*Task requirements*
[A] Using the blog page below, decide whether each statement agrees with it: (i) Catherine Howard was the fourth of ten children, (ii) Anne Boleyn got Edmund Howard a government job in Calais in 1531, and (iii) Catherine was sent to live in the household of her aunt. Answer yes or no for each, and quote the words from the blog page that decide it.
[B] Reproduce the passage of the blog page starting at "Georgia O'Keefe and" and ending at "about conference clothes...".

Friday, July 31, 2009

Portrait Friday

Georgia O'Keefe and Alfred Steiglitz, 1944, by Arnold Newman

Tuesday, July 28, 2009

Riskies Tuesday

Over at the Riskies today, talking about conference clothes...

Saturday, July 25, 2009

Heroine of the Weekend

Next week, July 28 marks the anniversary of the day Henry VIII married his 5th wife, Catherine Howard (ca. 1521--February 13, 1442), so we continue the saga of the Tudor women this week with that poor, naive young woman.

Catherine was the fourth of 10 children born to Lord Edmund Howard (a younger son of the Duke of Norfolk) and his wife Joyce. She had an aristocratic lineage (Norfolk was the leading Catholic peer of the realm), but her father's low birth order and large family meant he was always short of funds and had to beg from his better-off relations. His niece, Anne Boleyn, got him a government job working for the King in Calais in 1531, but that lasted only as long as Anne's tragic reign. When he took the job, Catherine was sent to live in the household of her step-grandmother, Agnes Tilney, Dowager Duchess of Norfolk.

*Given entries*
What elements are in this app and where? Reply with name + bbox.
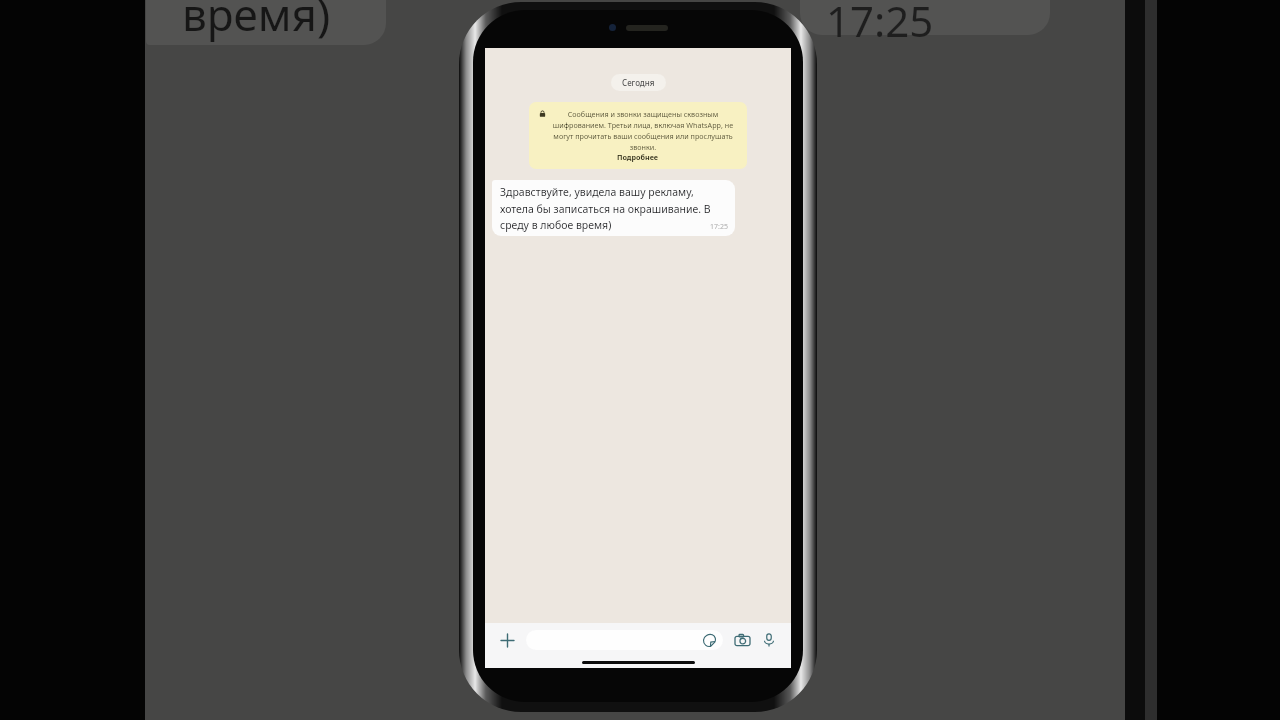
staticText: 17:25: [826, 0, 934, 49]
staticText: 17:25: [710, 222, 728, 232]
button[interactable]: Stickers: [700, 631, 718, 649]
staticText: время): [182, 0, 331, 44]
staticText: Здравствуйте, увидела вашу рекламу, хоте…: [500, 185, 728, 232]
staticText: Подробнее: [617, 152, 659, 162]
button[interactable]: Camera: [731, 629, 753, 651]
button[interactable]: Здравствуйте, увидела вашу рекламу, хоте…: [492, 180, 735, 236]
button[interactable]: Attach: [496, 629, 518, 651]
staticText: Сегодня: [622, 77, 655, 88]
button[interactable]: Stickers: [526, 630, 723, 650]
button[interactable]: Сегодня: [611, 74, 666, 91]
staticText: Сообщения и звонки защищены сквозным шиф…: [549, 109, 737, 152]
button[interactable]: Сообщения и звонки защищены сквозным шиф…: [529, 102, 747, 169]
button[interactable]: Voice message: [758, 629, 780, 651]
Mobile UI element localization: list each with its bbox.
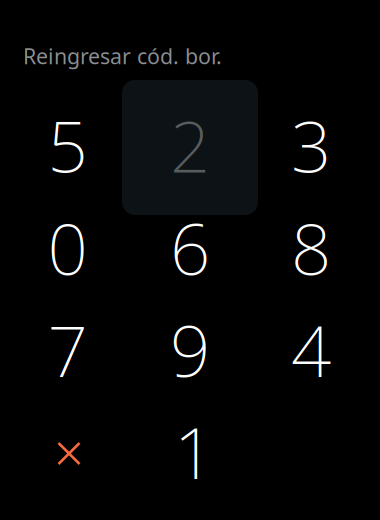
staticText: 6 bbox=[170, 201, 210, 294]
staticText: 1 bbox=[174, 405, 214, 498]
button[interactable]: 6 bbox=[129, 196, 251, 298]
button[interactable]: 1 bbox=[133, 400, 255, 502]
staticText: 4 bbox=[291, 303, 331, 396]
staticText: 9 bbox=[170, 303, 210, 396]
button[interactable]: 0 bbox=[6, 196, 128, 298]
button[interactable]: 8 bbox=[250, 196, 372, 298]
button[interactable]: 2 bbox=[129, 94, 251, 196]
button[interactable]: 9 bbox=[129, 298, 251, 400]
staticText: 0 bbox=[48, 201, 88, 294]
staticText: 7 bbox=[48, 303, 88, 396]
staticText: 5 bbox=[48, 98, 88, 192]
staticText: Reingresar cód. bor. bbox=[23, 42, 222, 70]
button[interactable]: 7 bbox=[6, 298, 128, 400]
staticText: 8 bbox=[291, 201, 331, 294]
button[interactable]: 4 bbox=[250, 298, 372, 400]
staticText: 2 bbox=[170, 98, 210, 192]
button[interactable]: 3 bbox=[250, 94, 372, 196]
button[interactable]: 5 bbox=[6, 94, 128, 196]
button[interactable]: Delete bbox=[8, 402, 130, 504]
staticText: 3 bbox=[291, 98, 331, 192]
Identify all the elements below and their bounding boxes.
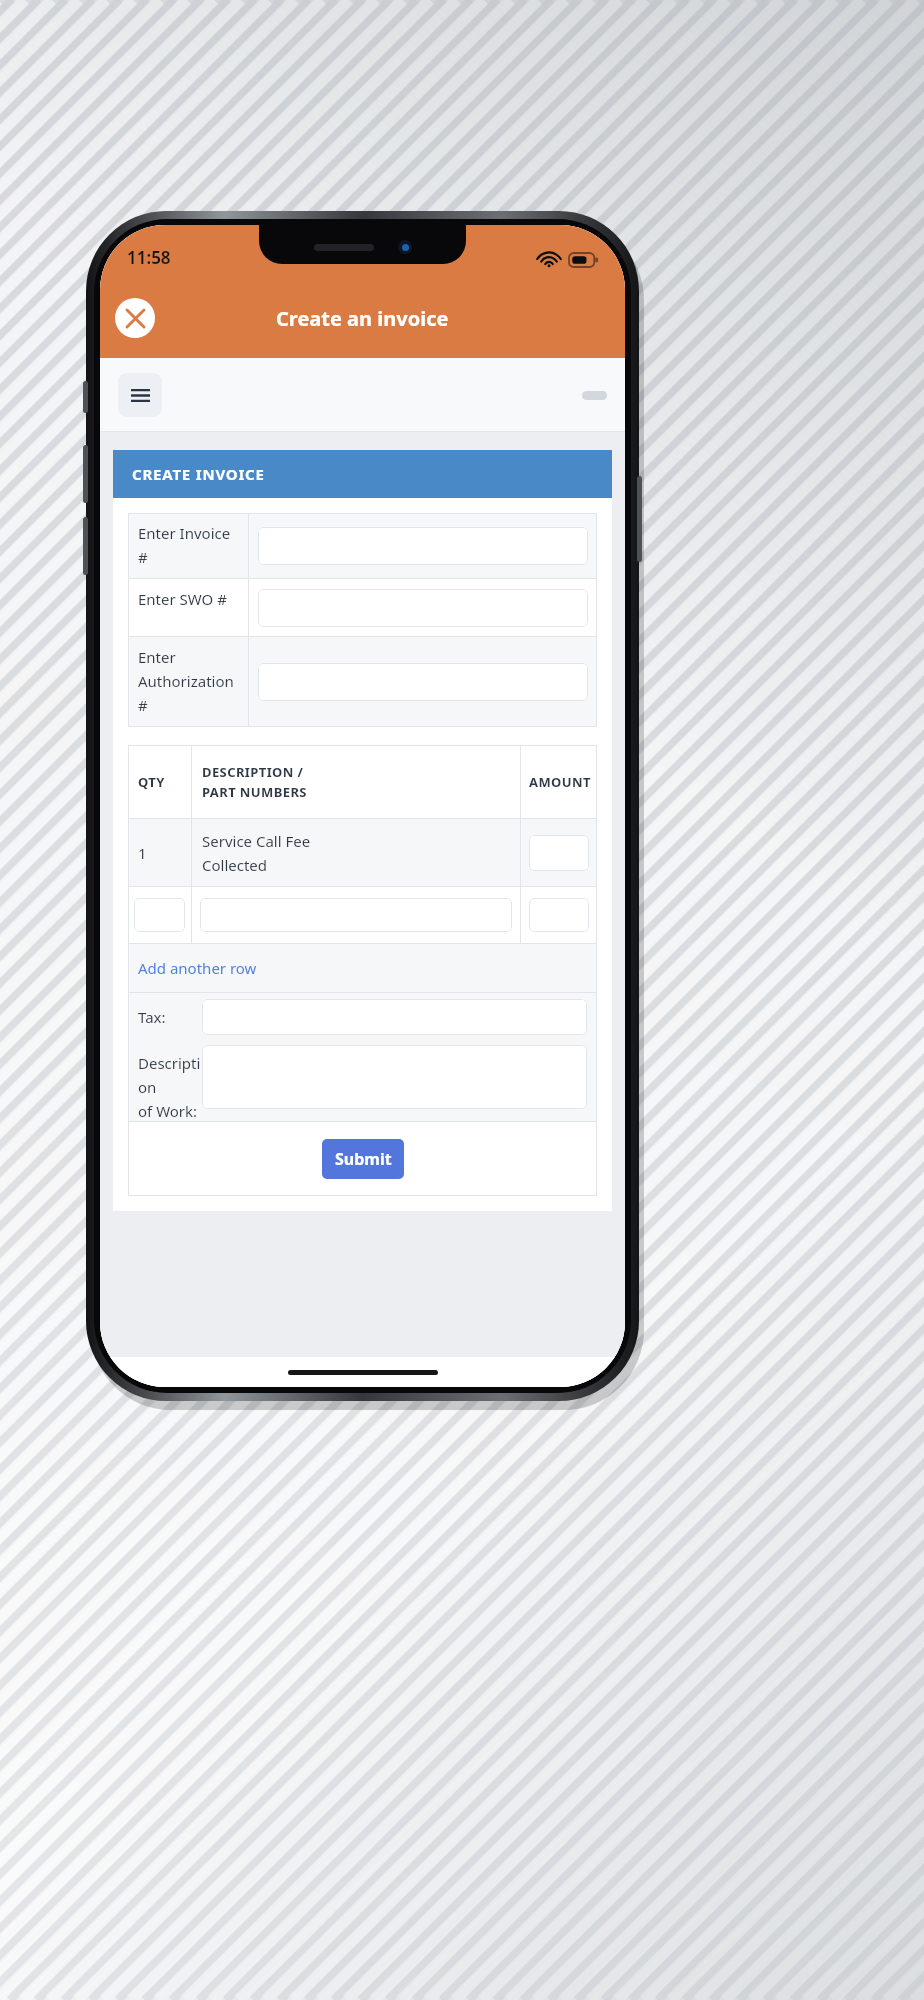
staticText: Enter Authorization # — [138, 647, 234, 715]
button[interactable]: Input field — [258, 589, 588, 627]
staticText: DESCRIPTION / PART NUMBERS — [202, 763, 307, 801]
staticText: 1 — [138, 843, 147, 863]
staticText: 11:58 — [127, 246, 171, 269]
staticText: Create an invoice — [276, 305, 449, 332]
button[interactable]: Input field — [258, 663, 588, 701]
staticText: Description of Work: — [138, 1053, 202, 1121]
button[interactable]: Add another row — [128, 944, 597, 992]
button[interactable]: Input field — [200, 898, 512, 932]
staticText: Enter SWO # — [138, 589, 227, 609]
staticText: QTY — [138, 773, 165, 791]
button[interactable]: Input field — [529, 898, 589, 932]
button[interactable]: Menu — [118, 373, 162, 417]
button[interactable]: Input field — [202, 1045, 587, 1109]
staticText: Service Call Fee Collected — [202, 831, 311, 875]
staticText: CREATE INVOICE — [132, 464, 265, 484]
button[interactable]: Close — [115, 298, 155, 338]
button[interactable]: Input field — [202, 999, 587, 1035]
staticText: Enter Invoice # — [138, 523, 231, 567]
button[interactable]: Input field — [529, 835, 589, 871]
button[interactable]: Input field — [258, 527, 588, 565]
staticText: AMOUNT — [529, 773, 591, 791]
staticText: Submit — [335, 1148, 392, 1170]
button[interactable]: Submit — [322, 1139, 404, 1179]
staticText: Tax: — [138, 1007, 166, 1027]
button[interactable]: Input field — [134, 898, 185, 932]
staticText: Add another row — [138, 958, 257, 978]
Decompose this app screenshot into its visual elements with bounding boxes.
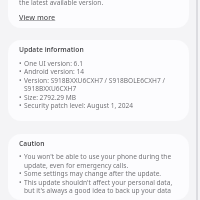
staticText: Caution [19,139,45,148]
staticText: but it's always a good idea to back up y… [24,186,172,195]
staticText: This update shouldn't affect your person… [24,178,173,187]
staticText: Size: 2792.29 MB [24,93,76,102]
staticText: • [19,59,22,68]
staticText: Version: S918BXXU6CXH7 / S918BOLE6CXH7 / [24,76,165,85]
button[interactable]: View more [19,12,56,22]
staticText: • [19,93,22,102]
staticText: update, even for emergency calls. [24,161,129,170]
staticText: You won't be able to use your phone duri… [24,152,172,161]
staticText: S918BXXU6CXH7 [24,84,77,93]
staticText: Some settings may change after the updat… [24,169,162,178]
staticText: the latest available version. [19,0,104,7]
staticText: • [19,169,22,178]
staticText: One UI version: 6.1 [24,59,83,68]
staticText: • [19,101,22,110]
staticText: Security patch level: August 1, 2024 [24,101,134,110]
staticText: Android version: 14 [24,67,85,76]
staticText: • [19,152,22,161]
staticText: • [19,67,22,76]
staticText: • [19,76,22,85]
staticText: View more [19,12,56,22]
staticText: Update information [19,45,84,54]
staticText: • [19,178,22,187]
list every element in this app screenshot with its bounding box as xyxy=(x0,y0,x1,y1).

*Final answers*
[A]
(i) Yes: "Catherine was the fourth of 10 children born to Lord Edmund Howard (a younger son of the Duke of Norfolk) and his wife Joyce."
(ii) Yes: "His niece, Anne Boleyn, got him a government job working for the King in Calais in 1531"
(iii) No: "Catherine was sent to live in the household of her step-grandmother, Agnes Tilney, Dowager Duchess of Norfolk."

[B]
Georgia O'Keefe and Alfred Steiglitz, 1944, by Arnold Newman

Tuesday, July 28, 2009

Riskies Tuesday

Over at the Riskies today, talking about conference clothes...